Description of the task: Set all the material down again unchanged, without the pictures.

— Start Input for this task —

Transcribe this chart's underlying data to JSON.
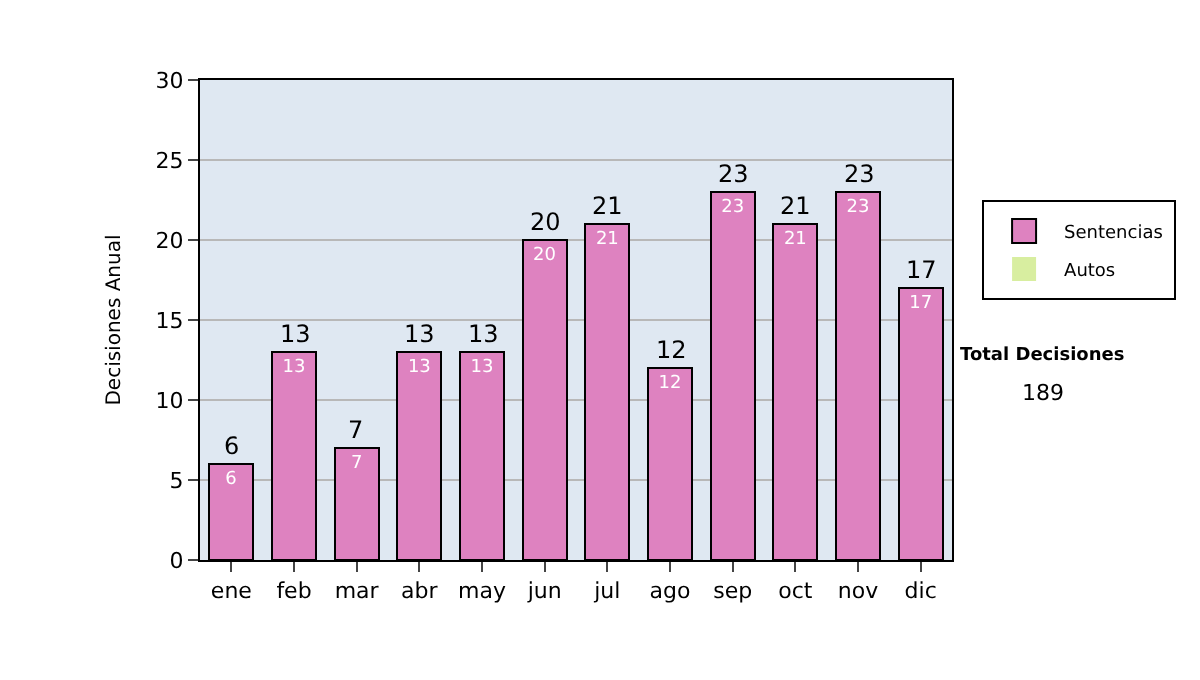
{
  "chart_data": {
    "type": "bar",
    "stacked": true,
    "ylabel": "Decisiones Anual",
    "categories": [
      "ene",
      "feb",
      "mar",
      "abr",
      "may",
      "jun",
      "jul",
      "ago",
      "sep",
      "oct",
      "nov",
      "dic"
    ],
    "series": [
      {
        "name": "Sentencias",
        "color": "#de82c0",
        "values": [
          6,
          13,
          7,
          13,
          13,
          20,
          21,
          12,
          23,
          21,
          23,
          17
        ],
        "value_labels": [
          "6",
          "13",
          "7",
          "13",
          "13",
          "20",
          "21",
          "12",
          "23",
          "21",
          "23",
          "17"
        ]
      },
      {
        "name": "Autos",
        "color": "#d8eea0",
        "values": [
          0,
          0,
          0,
          0,
          0,
          0,
          0,
          0,
          0,
          0,
          0,
          0
        ]
      }
    ],
    "totals": [
      "6",
      "13",
      "7",
      "13",
      "13",
      "20",
      "21",
      "12",
      "23",
      "21",
      "23",
      "17"
    ],
    "ylim": [
      0,
      30
    ],
    "yticks": [
      0,
      5,
      10,
      15,
      20,
      25,
      30
    ],
    "grid": "y",
    "legend": "right",
    "annotations": [
      "Total Decisiones",
      "189"
    ]
  }
}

— End Input for this task —

Correct answer:
Transcribe this chart's underlying data to JSON.
{
  "chart_data": {
    "type": "bar",
    "stacked": true,
    "ylabel": "Decisiones Anual",
    "categories": [
      "ene",
      "feb",
      "mar",
      "abr",
      "may",
      "jun",
      "jul",
      "ago",
      "sep",
      "oct",
      "nov",
      "dic"
    ],
    "series": [
      {
        "name": "Sentencias",
        "color": "#de82c0",
        "values": [
          6,
          13,
          7,
          13,
          13,
          20,
          21,
          12,
          23,
          21,
          23,
          17
        ],
        "value_labels": [
          "6",
          "13",
          "7",
          "13",
          "13",
          "20",
          "21",
          "12",
          "23",
          "21",
          "23",
          "17"
        ]
      },
      {
        "name": "Autos",
        "color": "#d8eea0",
        "values": [
          0,
          0,
          0,
          0,
          0,
          0,
          0,
          0,
          0,
          0,
          0,
          0
        ]
      }
    ],
    "totals": [
      "6",
      "13",
      "7",
      "13",
      "13",
      "20",
      "21",
      "12",
      "23",
      "21",
      "23",
      "17"
    ],
    "ylim": [
      0,
      30
    ],
    "yticks": [
      0,
      5,
      10,
      15,
      20,
      25,
      30
    ],
    "grid": "y",
    "legend": "right",
    "annotations": [
      "Total Decisiones",
      "189"
    ]
  }
}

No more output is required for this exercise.